#### Metin Alıntısı ####

Fikret Yükselten: “Şura Suresi, 51. ayette “Allah, bir insanla ancak vahiy yoluyla, yahut perde arkasından konuşur. Yahut bir elçi gönderip, izniyle ona dilediğini vahyeder” buyurulur. Vahiy sadece Cebrail vasıtasıyla gelmiyor mu?”
Allah’ın Konuşması
Vahiy, Allah’ın, peygamberiyle mahiyeti bizce bilinmeyen biçimde konuşmasıdır. Ona bilgi göndermesidir. Ona emir ve nehiylerini bildirmesidir. Peygamberlerini aracı kılarak bütün insanlarla konuşmasıdır.
Vahiy hangi biçimde gelirse gelsin, Allah’ın insanın fehmine göre konuşması, insan aklına tenezzülüdür, kendi sözleriyle kendini tanıttırmasıdır, ilminin ve kelamının lazımıdır, uluhiyetinin muktezasıdır.1
Allah peygamberine dilediği şekilde vahyeder. Cebrail (as) aracılığı ile vahyettiği gibi, dilerse araçsız da vahyeder. Vahyin nasıl gerçekleştiği Allah ile peygamberi arasında bir sırdır. Onu ancak Peygamberi bilir. Diğer insanlar Peygamberin bildirmesiyle bilirler.
Allah’ın konuşmasında dereceler bulunduğunu bildiren Bediüzzaman Hazretleri, en yüksek mevkiin Kur’ân’da bulunduğunu, Kur’ân’ın bütün mevcudatın İlah’ı unvanıyla, bütün semavat ve arzın Hâlık’ı haysiyetiyle, rububiyet-i mutlaka cihetiyle, saltanat-ı amme-i sübhaniye hesabına bir yüksek mükâleme olduğunu bildiriyor. İsm-i Azam muhitinden nüzul eden Kur’an’ın, Arş-ı Azam’ın kuşattığı bütün mevcudata baktığını, bu sebeple hakkıyla “kelamullah” unvanını aldığını beyan ediyor.2
Vahyin Geliş Şekilleri
Kur’ân ayetleri saltanat-ı uzma cihetiyle genelde Cebrail aracılığıyla gelmiştir3. Fakat bazen de Allah, kulunun kalbine hakikatleri doğrudan ilka etmiştir. Mesela miraçta Kab-ı Kavseyn makamında Peygamber Efendimiz (asm) Allah’ın ehadiyeti ile kelamına ve rüyetine doğrudan mazhar bulunmuştur.4 Bediüzzaman der ki: “İşte zât-ı Ahmediye (a.s.m.) yetmiş bin perde arkasında o Sultan-ı Ezel ve Ebedin marziyâtını doğrudan doğruya Mi’rac semeresi olarak hakkalyakîn işitip, getirip beşere hediye etmiştir.”5
Peygamber Efendimize (asm) vahiy çeşitli şekillerde gelmiştir. Bunlardan en yaygını Cebrail aracılığıyla gelmiş olanıdır. Bu şekilleri kısaca özetleyelim:
1- Allah’ın dilediği bilgileri peygamberinin kalbine aracısız vahyetmesi.

#### Sağlanan Kayıtlar ####

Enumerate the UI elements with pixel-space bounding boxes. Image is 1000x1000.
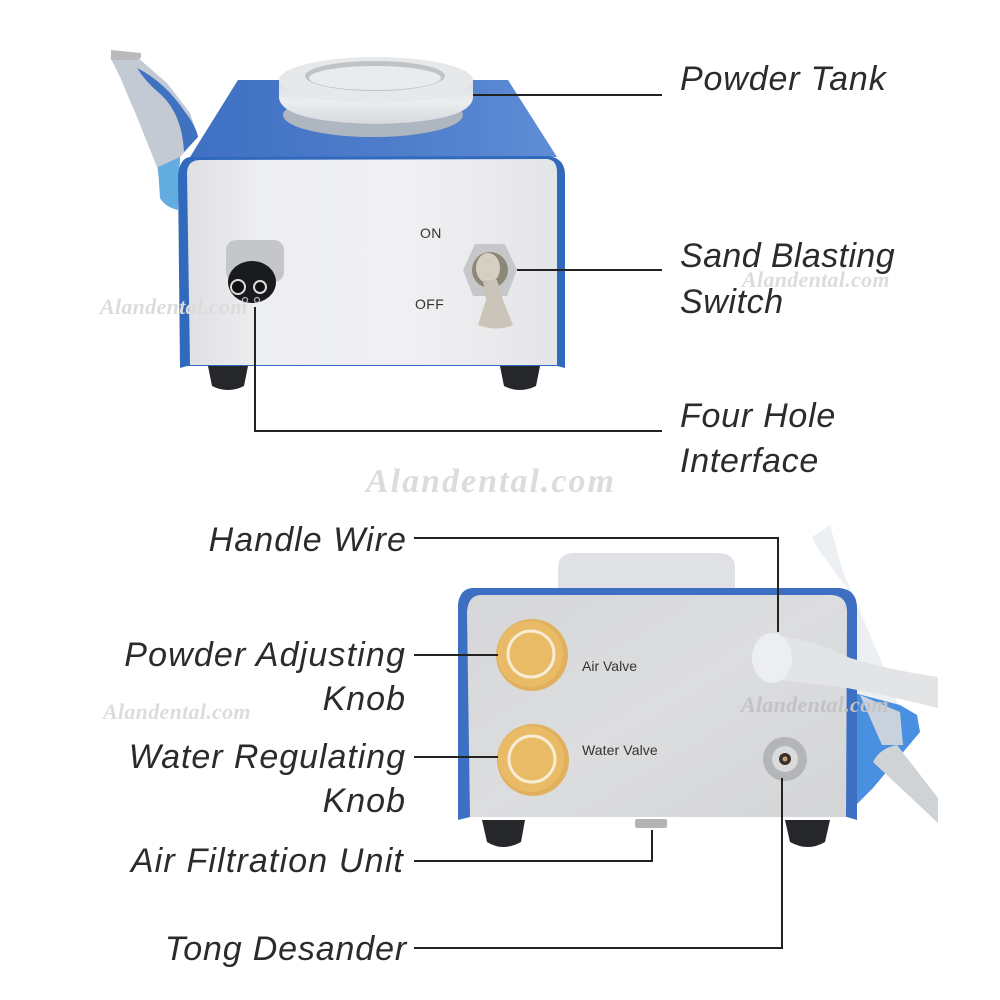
watermark text: [98, 267, 890, 724]
blue housing top: [190, 80, 557, 157]
hose from grommet: [752, 633, 938, 823]
handpiece and clip: [812, 525, 920, 808]
powder tank: [279, 57, 473, 137]
four hole connector: [226, 240, 284, 303]
dial on top: [558, 553, 735, 590]
water knob: [497, 724, 569, 796]
front blue flange: [178, 156, 565, 368]
watermark text: Alandental.com: [101, 699, 251, 724]
watermark text: Alandental.com: [364, 463, 616, 500]
valve labels: Air Valve: [582, 658, 637, 674]
feet: [482, 820, 525, 847]
device: top view, front of machine: [110, 50, 565, 390]
label: Tong Desander: Tong Desander: [165, 930, 408, 968]
leader lines: [255, 95, 782, 948]
watermark text: Alandental.com: [739, 692, 889, 717]
air filtration port: [635, 819, 667, 828]
toggle switch: [463, 244, 517, 328]
label: Four Hole Interface: Four Hole: [680, 397, 836, 435]
watermark text: Alandental.com: [740, 267, 890, 292]
label: Powder Adjusting Knob: Knob: [323, 680, 406, 718]
label: Handle Wire: Handle Wire: [209, 521, 407, 559]
label: Sand Blasting Switch: Switch: [680, 283, 784, 321]
label: Air Filtration Unit: Air Filtration Unit: [129, 842, 404, 880]
device: top view, front of machine: OFF: [415, 296, 444, 312]
label: Powder Tank: Powder Tank: [680, 60, 888, 98]
front silver plate: [187, 159, 557, 365]
label: Water Regulating Knob: Knob: [323, 782, 406, 820]
silver plate: [467, 595, 847, 817]
switch labels: ON: [420, 225, 442, 241]
label: Water Regulating Knob: Water Regulating: [129, 738, 406, 776]
watermark text: Alandental.com: [98, 294, 248, 319]
label: Sand Blasting Switch: Sand Blasting: [680, 237, 895, 275]
feet: [208, 366, 248, 390]
device: bottom view, back of machine: Water Valve: [582, 742, 658, 758]
label: Four Hole Interface: Interface: [680, 442, 819, 480]
tong desander connector: [763, 737, 807, 781]
label: Powder Adjusting Knob: Powder Adjusting: [124, 636, 406, 674]
device: bottom view, back of machine: [458, 525, 938, 847]
powder knob: [496, 619, 568, 691]
blue housing: [458, 588, 857, 820]
handpiece behind the top device: [110, 50, 198, 210]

####

[Yapılacak İşler]:
1 – Vahiy metninde "Vahiy hangi biçimde" ifadesinden "Peygamberin bildirmesiyle bilirler." ifadesine kadar olan bölümü, "araçsız" sözcüğünün yerine "vasıtasız" koyarak yeniden yazınız.
2 – Vahiy metnini, gösterilen son cümleden sonrasını yazarak devam ettiriniz.

[Görev Sonuçları]:
1 –
Vahiy hangi biçimde gelirse gelsin, Allah’ın insanın fehmine göre konuşması, insan aklına tenezzülüdür, kendi sözleriyle kendini tanıttırmasıdır, ilminin ve kelamının lazımıdır, uluhiyetinin muktezasıdır.1
Allah peygamberine dilediği şekilde vahyeder. Cebrail (as) aracılığı ile vahyettiği gibi, dilerse vasıtasız da vahyeder. Vahyin nasıl gerçekleştiği Allah ile peygamberi arasında bir sırdır. Onu ancak Peygamberi bilir. Diğer insanlar Peygamberin bildirmesiyle bilirler.

2 –
2- Allah’ın, perde arkasından peygamberiyle yine aracısız konuşarak vahyetmesi.
3- Allah’ın, peygamberine Cebrail aracılığıyla vahyetmesi. Bunun da çok çeşitleri vardır. Bazen Cebrail (as) kendi asli şekliyle gelir. Bazen çıngırak sesi biçiminde bir sesle vahyeder. Bazen bir insan biçiminde gelir. Bazen Hazret-i Peygamber (asm) uyku halindeyken sadık rüyalar yoluyla gelir. Bazen de Cebrail (as) kendi aslî görünümde gelir.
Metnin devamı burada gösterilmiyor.